--- begin Listed entries ---

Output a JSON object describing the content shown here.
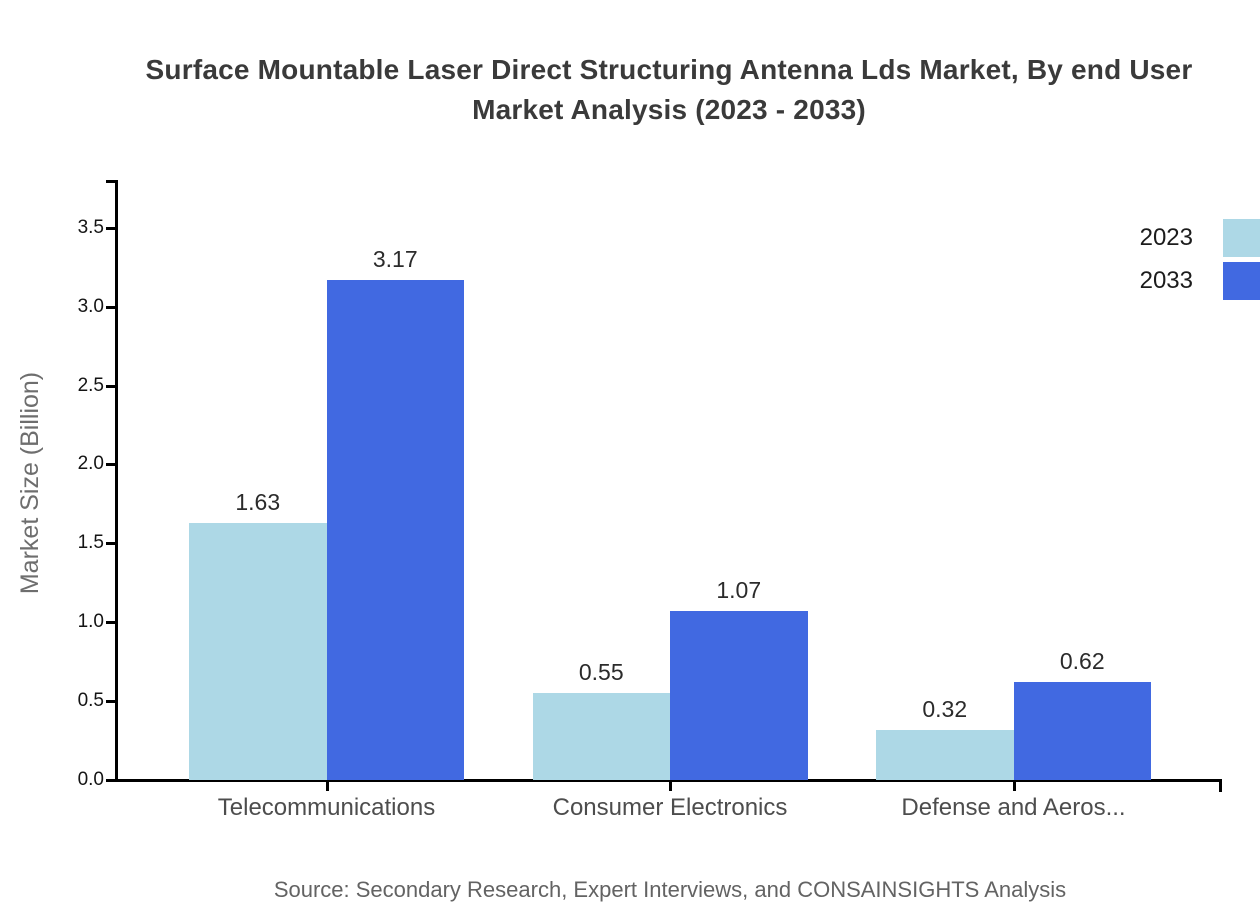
{
  "title": {
    "line1": "Surface Mountable Laser Direct Structuring Antenna Lds Market, By end User",
    "line2": "Market Analysis (2023 - 2033)"
  },
  "source": "Source: Secondary Research, Expert Interviews, and CONSAINSIGHTS Analysis",
  "chart_data": {
    "type": "bar",
    "title": "Surface Mountable Laser Direct Structuring Antenna Lds Market, By end User Market Analysis (2023 - 2033)",
    "ylabel": "Market Size (Billion)",
    "xlabel": "",
    "categories": [
      "Telecommunications",
      "Consumer Electronics",
      "Defense and Aeros..."
    ],
    "series": [
      {
        "name": "2023",
        "color": "#ADD8E6",
        "values": [
          1.63,
          0.55,
          0.32
        ]
      },
      {
        "name": "2033",
        "color": "#4169E1",
        "values": [
          3.17,
          1.07,
          0.62
        ]
      }
    ],
    "yticks": [
      0.0,
      0.5,
      1.0,
      1.5,
      2.0,
      2.5,
      3.0,
      3.5
    ],
    "ytick_labels": [
      "0.0",
      "0.5",
      "1.0",
      "1.5",
      "2.0",
      "2.5",
      "3.0",
      "3.5"
    ],
    "ylim": [
      0,
      3.8
    ],
    "grid": false,
    "legend_position": "top-right",
    "bar_value_decimals": 2
  },
  "colors": {
    "axis": "#000000",
    "series_2023": "#ADD8E6",
    "series_2033": "#4169E1"
  }
}
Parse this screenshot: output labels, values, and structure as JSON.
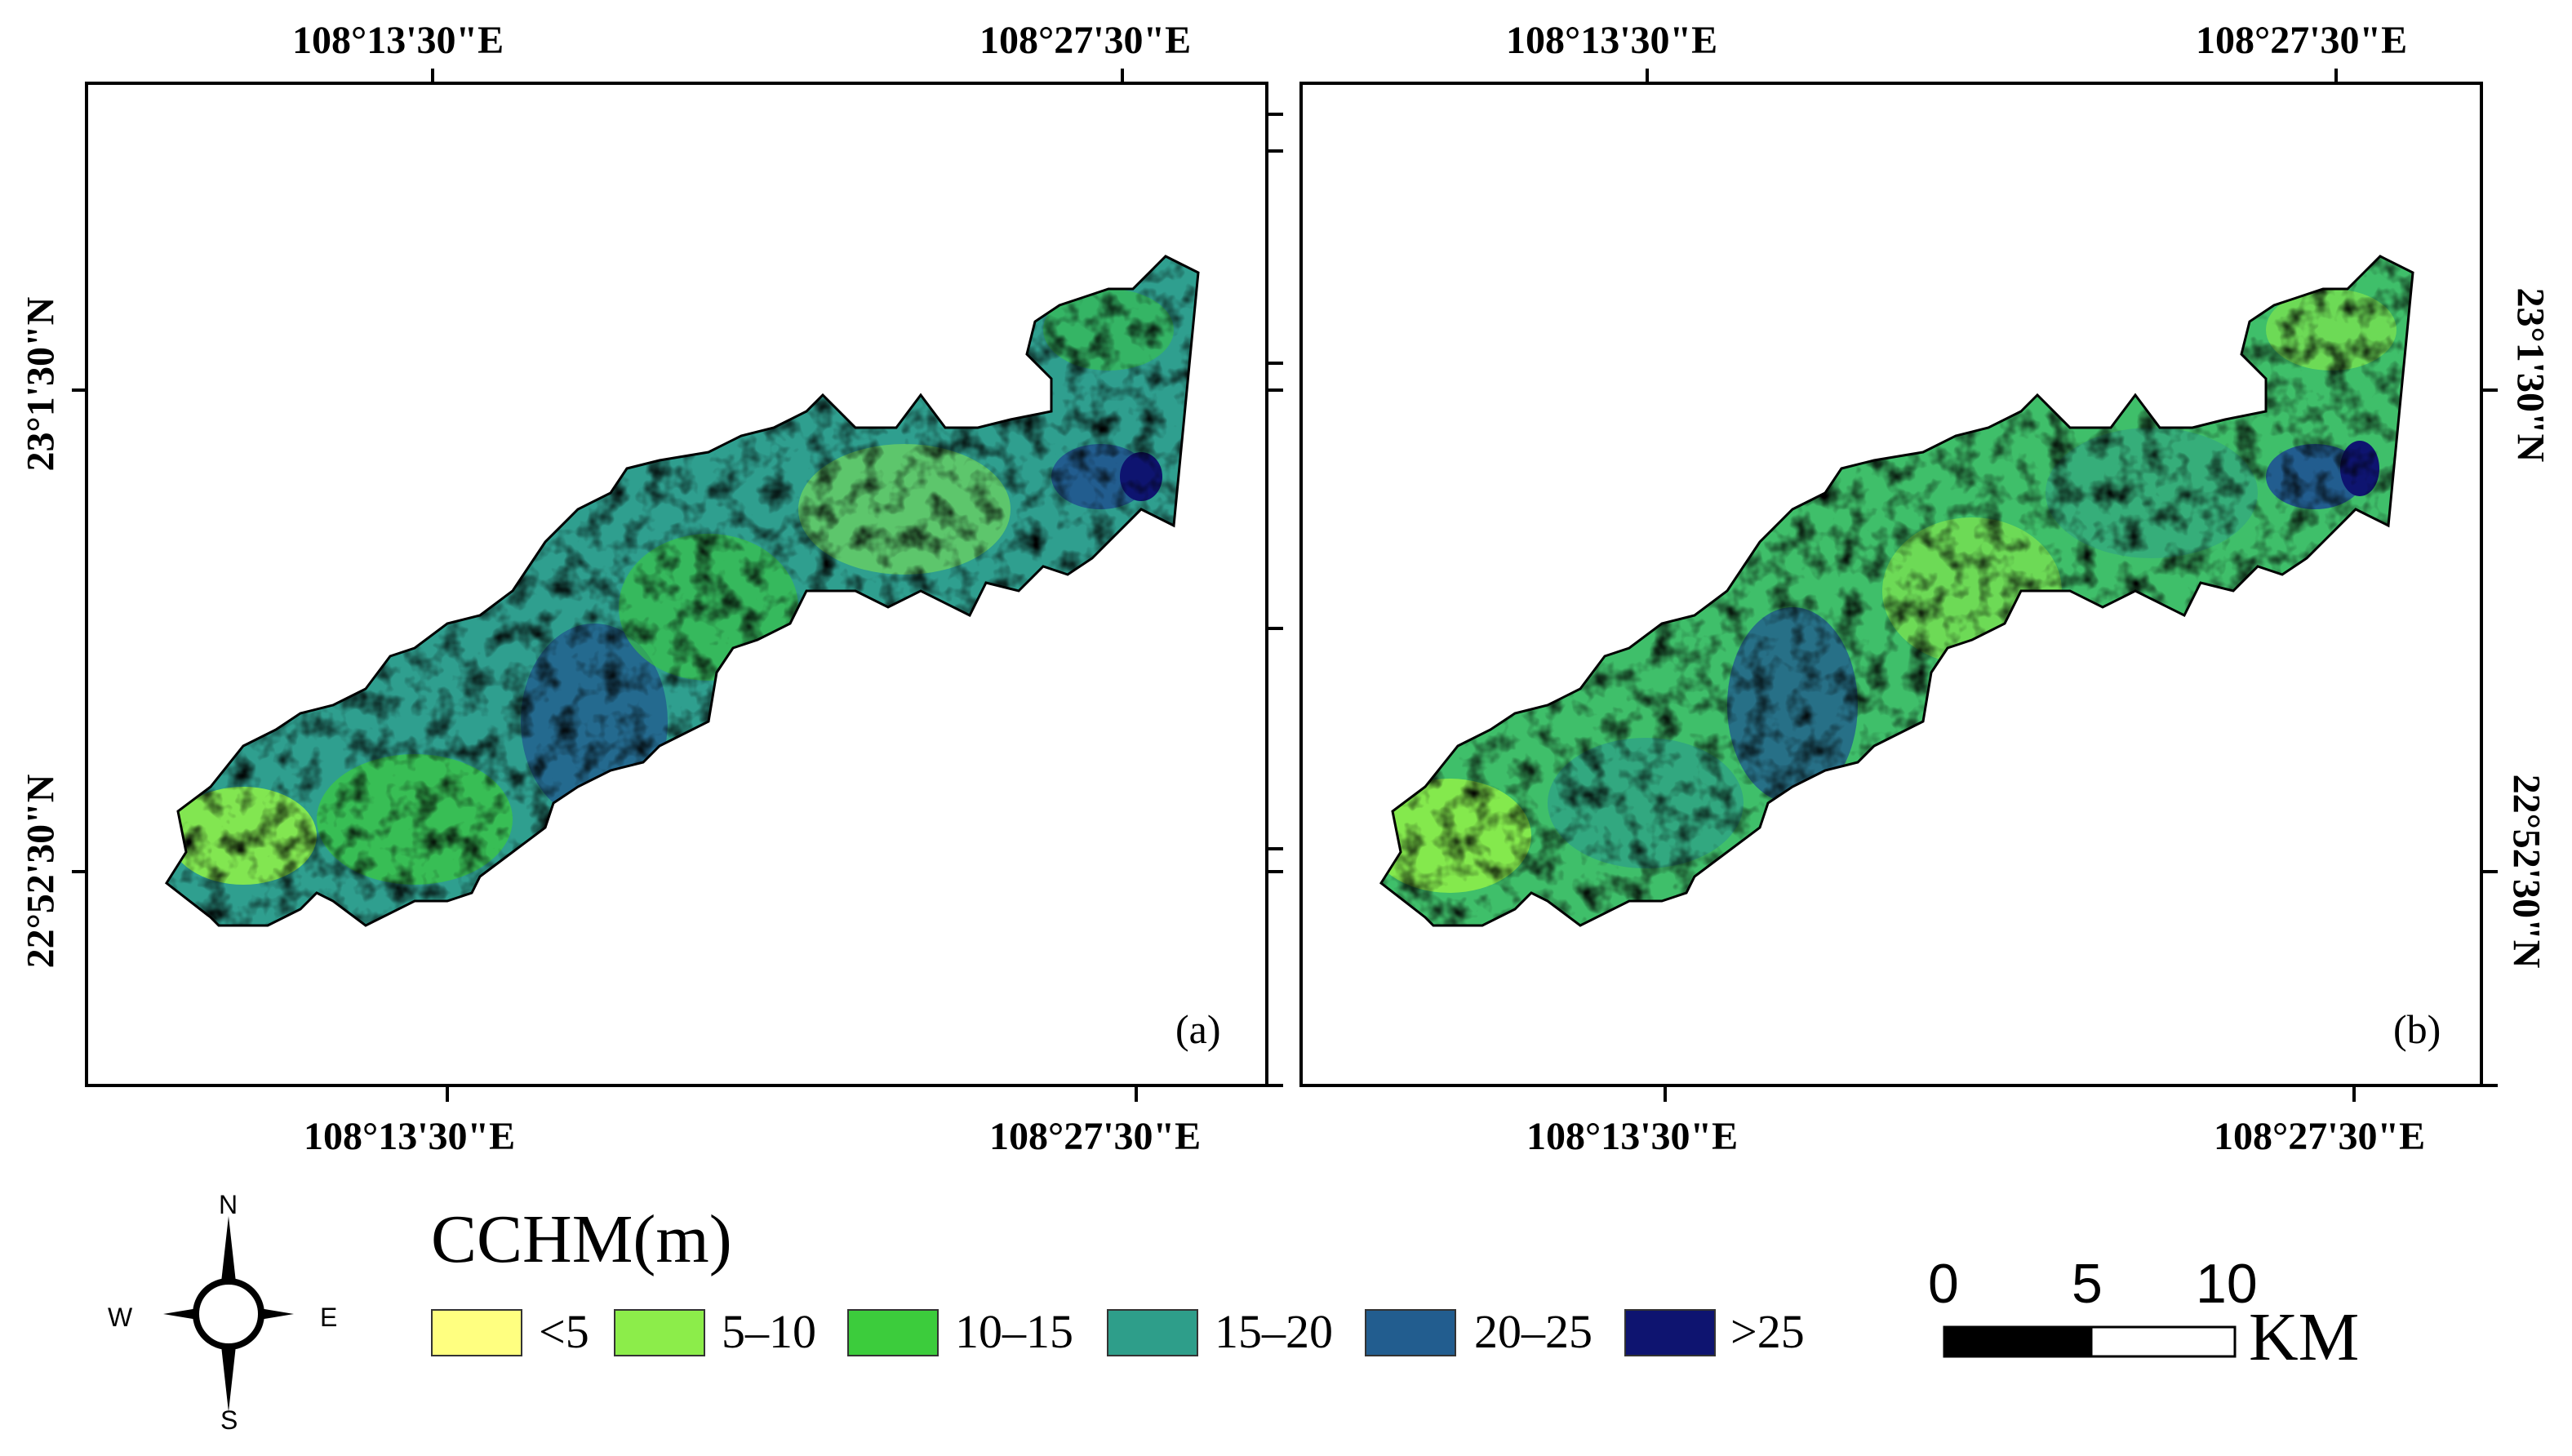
{
  "panels": [
    {
      "id": "a",
      "tag": "(a)",
      "top_labels": [
        "108°13'30\"E",
        "108°27'30\"E"
      ],
      "bottom_labels": [
        "108°13'30\"E",
        "108°27'30\"E"
      ],
      "left_labels": [
        "23°1'30\"N",
        "22°52'30\"N"
      ]
    },
    {
      "id": "b",
      "tag": "(b)",
      "top_labels": [
        "108°13'30\"E",
        "108°27'30\"E"
      ],
      "bottom_labels": [
        "108°13'30\"E",
        "108°27'30\"E"
      ],
      "right_labels": [
        "23°1'30\"N",
        "22°52'30\"N"
      ]
    }
  ],
  "legend": {
    "title": "CCHM(m)",
    "classes": [
      {
        "label": "<5",
        "color": "#ffff80"
      },
      {
        "label": "5–10",
        "color": "#8ced4a"
      },
      {
        "label": "10–15",
        "color": "#3ccc3c"
      },
      {
        "label": "15–20",
        "color": "#2e9e8a"
      },
      {
        "label": "20–25",
        "color": "#225d8f"
      },
      {
        "label": ">25",
        "color": "#0e1470"
      }
    ]
  },
  "scale_bar": {
    "ticks": [
      "0",
      "5",
      "10"
    ],
    "unit": "KM"
  },
  "compass": {
    "n": "N",
    "s": "S",
    "e": "E",
    "w": "W"
  }
}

--- end Listed entries ---

#### [Your task]
Starting at the line that contains "Parse this screenshot: output", please write out every line to the end of the entries, inclusive, copied exactly and with pictures omitted.

#### [Answer to this exercise]
Parse this screenshot: output labels, values, and structure as JSON.
{
  "panels": [
    {
      "id": "a",
      "tag": "(a)",
      "top_labels": [
        "108°13'30\"E",
        "108°27'30\"E"
      ],
      "bottom_labels": [
        "108°13'30\"E",
        "108°27'30\"E"
      ],
      "left_labels": [
        "23°1'30\"N",
        "22°52'30\"N"
      ]
    },
    {
      "id": "b",
      "tag": "(b)",
      "top_labels": [
        "108°13'30\"E",
        "108°27'30\"E"
      ],
      "bottom_labels": [
        "108°13'30\"E",
        "108°27'30\"E"
      ],
      "right_labels": [
        "23°1'30\"N",
        "22°52'30\"N"
      ]
    }
  ],
  "legend": {
    "title": "CCHM(m)",
    "classes": [
      {
        "label": "<5",
        "color": "#ffff80"
      },
      {
        "label": "5–10",
        "color": "#8ced4a"
      },
      {
        "label": "10–15",
        "color": "#3ccc3c"
      },
      {
        "label": "15–20",
        "color": "#2e9e8a"
      },
      {
        "label": "20–25",
        "color": "#225d8f"
      },
      {
        "label": ">25",
        "color": "#0e1470"
      }
    ]
  },
  "scale_bar": {
    "ticks": [
      "0",
      "5",
      "10"
    ],
    "unit": "KM"
  },
  "compass": {
    "n": "N",
    "s": "S",
    "e": "E",
    "w": "W"
  }
}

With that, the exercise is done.